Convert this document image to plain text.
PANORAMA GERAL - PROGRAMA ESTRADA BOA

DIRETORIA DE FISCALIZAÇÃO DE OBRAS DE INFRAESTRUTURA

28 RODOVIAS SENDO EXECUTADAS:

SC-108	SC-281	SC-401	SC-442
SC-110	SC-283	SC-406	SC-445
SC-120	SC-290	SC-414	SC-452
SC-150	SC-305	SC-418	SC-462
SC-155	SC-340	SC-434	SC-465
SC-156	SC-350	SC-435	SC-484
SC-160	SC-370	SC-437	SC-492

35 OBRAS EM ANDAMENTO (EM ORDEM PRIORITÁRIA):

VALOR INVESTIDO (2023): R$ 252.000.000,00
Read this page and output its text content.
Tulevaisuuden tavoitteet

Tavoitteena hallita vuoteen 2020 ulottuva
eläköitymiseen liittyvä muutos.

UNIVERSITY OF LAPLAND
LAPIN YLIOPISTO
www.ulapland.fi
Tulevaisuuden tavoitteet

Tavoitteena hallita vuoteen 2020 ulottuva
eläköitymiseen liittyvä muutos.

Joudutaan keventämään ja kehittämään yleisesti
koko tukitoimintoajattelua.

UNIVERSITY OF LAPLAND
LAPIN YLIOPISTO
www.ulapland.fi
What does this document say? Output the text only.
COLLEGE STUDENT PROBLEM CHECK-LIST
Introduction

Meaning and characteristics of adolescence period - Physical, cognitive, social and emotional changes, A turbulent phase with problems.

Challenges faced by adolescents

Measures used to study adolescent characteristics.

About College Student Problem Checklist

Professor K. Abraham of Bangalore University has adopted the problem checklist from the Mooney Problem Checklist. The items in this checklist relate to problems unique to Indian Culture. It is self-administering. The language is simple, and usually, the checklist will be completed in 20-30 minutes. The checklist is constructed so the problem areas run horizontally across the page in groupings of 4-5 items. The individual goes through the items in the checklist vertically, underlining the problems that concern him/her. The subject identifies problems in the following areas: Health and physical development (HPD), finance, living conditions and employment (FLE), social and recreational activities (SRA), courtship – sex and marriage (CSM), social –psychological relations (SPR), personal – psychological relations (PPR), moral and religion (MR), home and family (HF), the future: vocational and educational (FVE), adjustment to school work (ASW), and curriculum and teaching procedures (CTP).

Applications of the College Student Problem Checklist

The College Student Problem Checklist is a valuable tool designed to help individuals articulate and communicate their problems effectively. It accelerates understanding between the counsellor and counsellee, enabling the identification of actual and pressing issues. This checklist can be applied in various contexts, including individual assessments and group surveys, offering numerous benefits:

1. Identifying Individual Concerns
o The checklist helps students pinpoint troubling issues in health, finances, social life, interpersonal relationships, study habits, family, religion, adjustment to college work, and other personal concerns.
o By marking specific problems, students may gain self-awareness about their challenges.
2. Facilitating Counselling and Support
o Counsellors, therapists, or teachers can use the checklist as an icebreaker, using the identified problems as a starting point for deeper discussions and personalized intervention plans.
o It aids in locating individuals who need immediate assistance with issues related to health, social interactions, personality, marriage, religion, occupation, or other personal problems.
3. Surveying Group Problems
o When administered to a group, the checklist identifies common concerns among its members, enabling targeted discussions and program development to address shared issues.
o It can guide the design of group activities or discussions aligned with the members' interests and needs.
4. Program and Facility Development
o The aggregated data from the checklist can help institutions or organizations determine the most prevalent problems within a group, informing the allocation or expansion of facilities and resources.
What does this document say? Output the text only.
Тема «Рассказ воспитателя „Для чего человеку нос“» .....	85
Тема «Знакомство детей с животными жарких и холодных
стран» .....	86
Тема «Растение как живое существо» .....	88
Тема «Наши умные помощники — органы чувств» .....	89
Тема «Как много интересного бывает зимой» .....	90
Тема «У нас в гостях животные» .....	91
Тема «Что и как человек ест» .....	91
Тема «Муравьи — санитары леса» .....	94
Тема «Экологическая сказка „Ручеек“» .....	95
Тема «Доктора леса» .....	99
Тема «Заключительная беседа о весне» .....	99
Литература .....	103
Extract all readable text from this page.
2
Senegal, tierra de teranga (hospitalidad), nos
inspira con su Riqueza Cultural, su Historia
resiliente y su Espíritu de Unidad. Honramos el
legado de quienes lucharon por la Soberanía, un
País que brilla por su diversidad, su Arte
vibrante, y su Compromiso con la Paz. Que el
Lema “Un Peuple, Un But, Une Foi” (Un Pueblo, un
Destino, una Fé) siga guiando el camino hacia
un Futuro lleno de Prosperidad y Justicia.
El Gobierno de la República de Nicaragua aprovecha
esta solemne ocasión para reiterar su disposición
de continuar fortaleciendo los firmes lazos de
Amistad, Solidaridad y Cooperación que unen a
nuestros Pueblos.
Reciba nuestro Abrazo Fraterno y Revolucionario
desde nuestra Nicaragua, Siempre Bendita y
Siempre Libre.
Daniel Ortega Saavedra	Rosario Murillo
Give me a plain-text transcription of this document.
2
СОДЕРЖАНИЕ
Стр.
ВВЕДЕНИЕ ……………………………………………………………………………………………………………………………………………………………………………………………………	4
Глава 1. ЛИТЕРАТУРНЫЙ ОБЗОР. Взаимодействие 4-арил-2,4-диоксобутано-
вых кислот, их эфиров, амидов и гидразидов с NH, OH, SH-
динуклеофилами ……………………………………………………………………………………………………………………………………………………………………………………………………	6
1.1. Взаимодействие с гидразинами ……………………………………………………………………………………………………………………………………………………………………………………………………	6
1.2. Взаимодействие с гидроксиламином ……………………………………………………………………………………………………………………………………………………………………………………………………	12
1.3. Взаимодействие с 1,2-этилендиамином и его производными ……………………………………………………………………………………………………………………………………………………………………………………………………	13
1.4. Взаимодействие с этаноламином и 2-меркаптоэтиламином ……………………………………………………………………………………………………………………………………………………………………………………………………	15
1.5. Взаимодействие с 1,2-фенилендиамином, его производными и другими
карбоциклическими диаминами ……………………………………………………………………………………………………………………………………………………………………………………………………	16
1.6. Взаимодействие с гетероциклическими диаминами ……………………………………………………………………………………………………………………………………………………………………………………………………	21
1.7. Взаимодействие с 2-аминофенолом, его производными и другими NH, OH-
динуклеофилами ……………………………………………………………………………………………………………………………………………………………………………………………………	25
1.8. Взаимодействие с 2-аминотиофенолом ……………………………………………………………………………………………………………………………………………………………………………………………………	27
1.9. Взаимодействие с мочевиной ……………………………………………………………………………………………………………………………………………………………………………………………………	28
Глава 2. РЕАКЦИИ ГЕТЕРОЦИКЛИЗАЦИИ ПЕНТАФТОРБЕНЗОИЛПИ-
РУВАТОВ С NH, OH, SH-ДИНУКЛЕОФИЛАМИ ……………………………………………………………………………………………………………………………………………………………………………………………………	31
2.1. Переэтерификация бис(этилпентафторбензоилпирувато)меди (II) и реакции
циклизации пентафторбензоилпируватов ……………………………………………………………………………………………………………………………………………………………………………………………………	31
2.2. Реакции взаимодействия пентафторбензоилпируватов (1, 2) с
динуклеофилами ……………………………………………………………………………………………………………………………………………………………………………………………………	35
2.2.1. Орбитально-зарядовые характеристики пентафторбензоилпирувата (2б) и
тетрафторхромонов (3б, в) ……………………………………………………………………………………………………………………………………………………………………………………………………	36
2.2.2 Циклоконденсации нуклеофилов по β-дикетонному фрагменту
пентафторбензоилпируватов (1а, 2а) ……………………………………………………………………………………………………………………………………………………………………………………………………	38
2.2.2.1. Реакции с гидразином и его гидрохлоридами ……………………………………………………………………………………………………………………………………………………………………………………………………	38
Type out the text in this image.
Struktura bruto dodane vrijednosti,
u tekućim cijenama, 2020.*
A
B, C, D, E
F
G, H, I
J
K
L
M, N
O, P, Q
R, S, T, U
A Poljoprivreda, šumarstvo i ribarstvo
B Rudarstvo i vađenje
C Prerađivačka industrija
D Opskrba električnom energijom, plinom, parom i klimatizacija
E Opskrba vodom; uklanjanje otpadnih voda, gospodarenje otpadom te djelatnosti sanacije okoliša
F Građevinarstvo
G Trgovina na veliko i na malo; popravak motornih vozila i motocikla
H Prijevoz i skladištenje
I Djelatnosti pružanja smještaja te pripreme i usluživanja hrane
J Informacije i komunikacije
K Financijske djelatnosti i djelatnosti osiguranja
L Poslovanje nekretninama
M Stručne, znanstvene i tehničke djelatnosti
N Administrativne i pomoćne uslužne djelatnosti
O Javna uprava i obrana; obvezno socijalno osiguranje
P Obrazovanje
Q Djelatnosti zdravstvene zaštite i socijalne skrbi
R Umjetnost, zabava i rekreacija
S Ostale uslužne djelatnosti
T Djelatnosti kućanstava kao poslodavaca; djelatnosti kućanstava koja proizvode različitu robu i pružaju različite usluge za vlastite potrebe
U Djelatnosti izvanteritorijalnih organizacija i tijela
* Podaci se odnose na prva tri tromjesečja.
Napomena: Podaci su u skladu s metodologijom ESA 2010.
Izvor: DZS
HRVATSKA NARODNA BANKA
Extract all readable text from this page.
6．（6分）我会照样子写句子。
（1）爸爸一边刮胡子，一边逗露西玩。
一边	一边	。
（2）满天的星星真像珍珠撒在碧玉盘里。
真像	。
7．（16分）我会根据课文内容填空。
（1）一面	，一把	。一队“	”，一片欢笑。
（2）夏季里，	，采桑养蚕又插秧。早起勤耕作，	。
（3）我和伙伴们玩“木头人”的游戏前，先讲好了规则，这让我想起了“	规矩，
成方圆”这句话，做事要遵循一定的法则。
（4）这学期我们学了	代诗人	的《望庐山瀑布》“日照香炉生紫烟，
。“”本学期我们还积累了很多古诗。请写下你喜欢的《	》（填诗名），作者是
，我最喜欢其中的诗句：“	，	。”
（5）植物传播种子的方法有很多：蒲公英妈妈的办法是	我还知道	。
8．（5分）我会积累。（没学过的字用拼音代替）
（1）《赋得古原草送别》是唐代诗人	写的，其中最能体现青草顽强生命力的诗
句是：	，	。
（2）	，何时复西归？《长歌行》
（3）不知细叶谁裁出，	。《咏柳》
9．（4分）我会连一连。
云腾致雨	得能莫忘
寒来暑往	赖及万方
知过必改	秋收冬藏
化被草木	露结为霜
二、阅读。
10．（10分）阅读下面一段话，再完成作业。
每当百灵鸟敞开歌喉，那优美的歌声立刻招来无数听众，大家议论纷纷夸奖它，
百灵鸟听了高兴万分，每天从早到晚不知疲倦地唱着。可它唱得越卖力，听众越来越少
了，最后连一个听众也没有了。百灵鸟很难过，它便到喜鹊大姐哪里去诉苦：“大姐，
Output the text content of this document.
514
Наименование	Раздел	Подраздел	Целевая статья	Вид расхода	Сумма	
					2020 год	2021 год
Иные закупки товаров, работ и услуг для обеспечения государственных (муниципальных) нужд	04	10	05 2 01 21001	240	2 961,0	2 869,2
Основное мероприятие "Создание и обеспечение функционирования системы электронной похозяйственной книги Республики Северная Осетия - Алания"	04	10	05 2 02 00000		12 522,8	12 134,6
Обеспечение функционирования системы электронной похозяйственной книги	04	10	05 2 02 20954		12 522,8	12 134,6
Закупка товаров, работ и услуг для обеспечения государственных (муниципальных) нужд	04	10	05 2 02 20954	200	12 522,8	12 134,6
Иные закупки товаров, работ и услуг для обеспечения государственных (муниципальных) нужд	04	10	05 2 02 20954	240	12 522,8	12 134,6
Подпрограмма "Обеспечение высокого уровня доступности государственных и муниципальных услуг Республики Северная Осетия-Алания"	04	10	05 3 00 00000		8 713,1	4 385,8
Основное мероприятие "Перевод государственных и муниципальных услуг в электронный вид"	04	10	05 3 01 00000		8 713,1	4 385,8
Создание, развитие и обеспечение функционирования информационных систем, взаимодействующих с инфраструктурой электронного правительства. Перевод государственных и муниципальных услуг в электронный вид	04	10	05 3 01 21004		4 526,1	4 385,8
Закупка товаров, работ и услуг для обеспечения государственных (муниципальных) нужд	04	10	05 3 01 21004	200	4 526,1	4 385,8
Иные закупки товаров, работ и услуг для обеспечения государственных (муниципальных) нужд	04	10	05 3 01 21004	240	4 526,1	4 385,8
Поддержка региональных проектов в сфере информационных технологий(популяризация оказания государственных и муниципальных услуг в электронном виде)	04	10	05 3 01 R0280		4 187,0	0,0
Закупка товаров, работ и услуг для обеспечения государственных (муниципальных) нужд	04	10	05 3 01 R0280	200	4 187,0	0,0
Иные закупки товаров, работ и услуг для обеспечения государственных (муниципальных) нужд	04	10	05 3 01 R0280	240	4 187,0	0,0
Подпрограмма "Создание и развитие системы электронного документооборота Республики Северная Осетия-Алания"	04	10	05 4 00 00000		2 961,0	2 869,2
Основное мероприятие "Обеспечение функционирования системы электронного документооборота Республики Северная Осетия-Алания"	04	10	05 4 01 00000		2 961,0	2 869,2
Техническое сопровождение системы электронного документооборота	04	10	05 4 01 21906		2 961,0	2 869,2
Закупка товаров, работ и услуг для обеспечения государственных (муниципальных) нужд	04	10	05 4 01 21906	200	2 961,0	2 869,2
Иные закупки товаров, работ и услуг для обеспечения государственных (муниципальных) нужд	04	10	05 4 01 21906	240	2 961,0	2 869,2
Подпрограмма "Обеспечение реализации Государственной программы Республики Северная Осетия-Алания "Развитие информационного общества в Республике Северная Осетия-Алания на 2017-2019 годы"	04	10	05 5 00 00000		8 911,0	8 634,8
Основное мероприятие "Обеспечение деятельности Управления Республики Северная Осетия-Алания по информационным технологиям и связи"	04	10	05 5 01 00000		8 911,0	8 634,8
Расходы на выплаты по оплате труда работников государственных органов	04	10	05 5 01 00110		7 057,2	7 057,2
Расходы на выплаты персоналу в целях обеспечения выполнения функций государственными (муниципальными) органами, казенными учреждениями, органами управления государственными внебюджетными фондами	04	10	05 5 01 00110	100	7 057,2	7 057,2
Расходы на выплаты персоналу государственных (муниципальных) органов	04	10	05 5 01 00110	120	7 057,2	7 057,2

Task to complete — What is the number of lines in this material that hold the string "органов"? Answer with that number only.

Full solution — 2